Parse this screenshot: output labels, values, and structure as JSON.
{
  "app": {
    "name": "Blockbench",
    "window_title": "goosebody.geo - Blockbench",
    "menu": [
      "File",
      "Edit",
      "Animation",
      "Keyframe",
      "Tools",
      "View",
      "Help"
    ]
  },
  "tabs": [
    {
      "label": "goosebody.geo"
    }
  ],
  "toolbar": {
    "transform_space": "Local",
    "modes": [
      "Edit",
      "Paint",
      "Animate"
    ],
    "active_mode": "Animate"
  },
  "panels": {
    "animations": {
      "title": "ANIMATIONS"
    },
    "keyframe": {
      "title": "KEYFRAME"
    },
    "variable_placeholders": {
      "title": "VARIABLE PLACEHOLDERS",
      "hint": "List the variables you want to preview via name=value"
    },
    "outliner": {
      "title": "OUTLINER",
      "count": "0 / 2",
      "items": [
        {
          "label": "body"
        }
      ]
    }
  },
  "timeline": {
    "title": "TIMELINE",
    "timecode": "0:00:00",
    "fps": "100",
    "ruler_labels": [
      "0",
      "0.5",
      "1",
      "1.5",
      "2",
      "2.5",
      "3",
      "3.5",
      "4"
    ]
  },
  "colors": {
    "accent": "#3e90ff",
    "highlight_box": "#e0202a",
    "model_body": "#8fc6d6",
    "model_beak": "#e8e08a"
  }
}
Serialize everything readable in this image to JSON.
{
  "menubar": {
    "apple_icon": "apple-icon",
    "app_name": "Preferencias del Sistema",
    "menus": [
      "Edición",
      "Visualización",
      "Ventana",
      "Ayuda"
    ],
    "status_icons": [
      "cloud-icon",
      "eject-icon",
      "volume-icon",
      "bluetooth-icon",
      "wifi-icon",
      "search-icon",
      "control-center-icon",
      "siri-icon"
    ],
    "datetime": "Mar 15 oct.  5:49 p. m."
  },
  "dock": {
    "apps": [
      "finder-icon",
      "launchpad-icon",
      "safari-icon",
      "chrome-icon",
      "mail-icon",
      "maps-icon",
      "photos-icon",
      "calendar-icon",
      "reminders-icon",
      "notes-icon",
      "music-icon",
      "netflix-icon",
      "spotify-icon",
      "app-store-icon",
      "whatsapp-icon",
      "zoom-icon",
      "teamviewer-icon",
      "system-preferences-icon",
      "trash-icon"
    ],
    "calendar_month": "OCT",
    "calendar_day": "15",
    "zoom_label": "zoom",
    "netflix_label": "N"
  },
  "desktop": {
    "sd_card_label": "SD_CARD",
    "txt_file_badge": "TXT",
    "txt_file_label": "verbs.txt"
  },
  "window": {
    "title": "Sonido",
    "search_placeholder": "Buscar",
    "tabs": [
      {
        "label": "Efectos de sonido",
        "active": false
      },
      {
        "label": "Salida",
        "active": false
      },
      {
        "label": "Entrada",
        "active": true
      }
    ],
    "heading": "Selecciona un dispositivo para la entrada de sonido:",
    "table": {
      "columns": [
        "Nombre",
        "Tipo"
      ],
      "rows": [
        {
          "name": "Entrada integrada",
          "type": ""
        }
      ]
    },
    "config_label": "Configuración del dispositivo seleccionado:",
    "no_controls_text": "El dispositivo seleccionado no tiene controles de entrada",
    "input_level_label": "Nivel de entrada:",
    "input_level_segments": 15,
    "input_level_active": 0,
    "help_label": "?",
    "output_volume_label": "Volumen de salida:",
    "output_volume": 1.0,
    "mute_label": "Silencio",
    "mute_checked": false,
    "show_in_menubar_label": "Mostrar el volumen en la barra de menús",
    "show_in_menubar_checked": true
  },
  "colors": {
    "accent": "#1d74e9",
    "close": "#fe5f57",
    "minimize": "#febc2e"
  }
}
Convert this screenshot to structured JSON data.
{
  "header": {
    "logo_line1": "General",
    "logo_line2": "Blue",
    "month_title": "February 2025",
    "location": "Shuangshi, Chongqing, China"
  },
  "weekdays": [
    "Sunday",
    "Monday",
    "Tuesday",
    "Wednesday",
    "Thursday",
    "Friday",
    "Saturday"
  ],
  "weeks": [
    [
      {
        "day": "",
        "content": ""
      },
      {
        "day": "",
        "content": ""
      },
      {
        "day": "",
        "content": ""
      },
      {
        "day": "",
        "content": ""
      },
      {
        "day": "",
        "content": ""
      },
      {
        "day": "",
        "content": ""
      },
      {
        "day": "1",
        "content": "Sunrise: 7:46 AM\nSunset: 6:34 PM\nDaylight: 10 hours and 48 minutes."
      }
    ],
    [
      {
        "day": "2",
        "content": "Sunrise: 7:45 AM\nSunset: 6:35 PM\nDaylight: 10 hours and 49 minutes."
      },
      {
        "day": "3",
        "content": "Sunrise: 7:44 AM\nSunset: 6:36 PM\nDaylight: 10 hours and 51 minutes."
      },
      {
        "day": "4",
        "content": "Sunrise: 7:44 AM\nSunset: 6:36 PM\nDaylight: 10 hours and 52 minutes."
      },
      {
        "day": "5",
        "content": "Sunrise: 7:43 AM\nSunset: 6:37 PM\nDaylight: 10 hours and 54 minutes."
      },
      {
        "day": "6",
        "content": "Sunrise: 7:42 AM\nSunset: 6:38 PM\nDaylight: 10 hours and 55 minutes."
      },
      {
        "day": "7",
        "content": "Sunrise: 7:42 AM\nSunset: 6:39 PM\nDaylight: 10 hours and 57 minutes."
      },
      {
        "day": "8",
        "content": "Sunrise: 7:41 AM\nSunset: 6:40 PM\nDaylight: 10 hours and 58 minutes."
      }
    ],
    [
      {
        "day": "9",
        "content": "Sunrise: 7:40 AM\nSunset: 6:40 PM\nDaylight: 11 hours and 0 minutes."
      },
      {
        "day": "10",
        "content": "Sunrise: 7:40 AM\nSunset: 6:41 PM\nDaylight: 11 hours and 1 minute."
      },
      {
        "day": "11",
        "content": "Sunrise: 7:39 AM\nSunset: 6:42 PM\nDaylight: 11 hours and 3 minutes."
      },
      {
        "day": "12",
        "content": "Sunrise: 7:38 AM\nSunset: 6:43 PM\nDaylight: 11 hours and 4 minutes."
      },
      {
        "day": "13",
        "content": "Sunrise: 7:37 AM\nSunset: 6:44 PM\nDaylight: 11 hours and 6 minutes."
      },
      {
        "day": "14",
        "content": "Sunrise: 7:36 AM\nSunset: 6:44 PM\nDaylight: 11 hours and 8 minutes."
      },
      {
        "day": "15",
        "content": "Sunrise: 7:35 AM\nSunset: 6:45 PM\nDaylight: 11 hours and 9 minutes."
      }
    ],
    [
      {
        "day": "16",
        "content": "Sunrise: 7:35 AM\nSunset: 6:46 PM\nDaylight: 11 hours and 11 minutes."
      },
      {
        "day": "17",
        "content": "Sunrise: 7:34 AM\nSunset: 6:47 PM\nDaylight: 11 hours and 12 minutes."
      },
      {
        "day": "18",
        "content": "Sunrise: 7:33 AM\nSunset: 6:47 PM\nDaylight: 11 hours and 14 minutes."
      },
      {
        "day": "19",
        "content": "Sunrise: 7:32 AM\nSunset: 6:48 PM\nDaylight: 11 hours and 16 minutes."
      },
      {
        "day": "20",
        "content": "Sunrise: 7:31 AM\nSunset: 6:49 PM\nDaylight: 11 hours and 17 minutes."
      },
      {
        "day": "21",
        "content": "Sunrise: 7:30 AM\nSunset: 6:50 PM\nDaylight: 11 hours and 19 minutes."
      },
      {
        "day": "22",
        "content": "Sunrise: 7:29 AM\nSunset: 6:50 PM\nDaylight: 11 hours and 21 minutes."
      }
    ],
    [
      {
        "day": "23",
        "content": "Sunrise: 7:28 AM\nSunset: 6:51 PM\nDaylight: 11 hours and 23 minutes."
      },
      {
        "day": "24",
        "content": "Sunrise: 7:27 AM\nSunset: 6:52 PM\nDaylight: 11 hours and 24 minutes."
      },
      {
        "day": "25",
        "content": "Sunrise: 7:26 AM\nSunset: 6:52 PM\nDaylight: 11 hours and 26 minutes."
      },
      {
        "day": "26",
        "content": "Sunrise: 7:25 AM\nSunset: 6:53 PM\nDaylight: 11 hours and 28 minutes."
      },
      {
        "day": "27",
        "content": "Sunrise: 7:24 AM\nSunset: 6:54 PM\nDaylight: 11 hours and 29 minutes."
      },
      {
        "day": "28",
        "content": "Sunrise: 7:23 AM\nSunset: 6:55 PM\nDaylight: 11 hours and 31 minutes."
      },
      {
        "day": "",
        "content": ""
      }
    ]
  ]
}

------------------------

_Stated problem_
Copy out every line that includes the word "goosebody".

_Output for this exercise_
    "window_title": "goosebody.geo - Blockbench",
      "label": "goosebody.geo"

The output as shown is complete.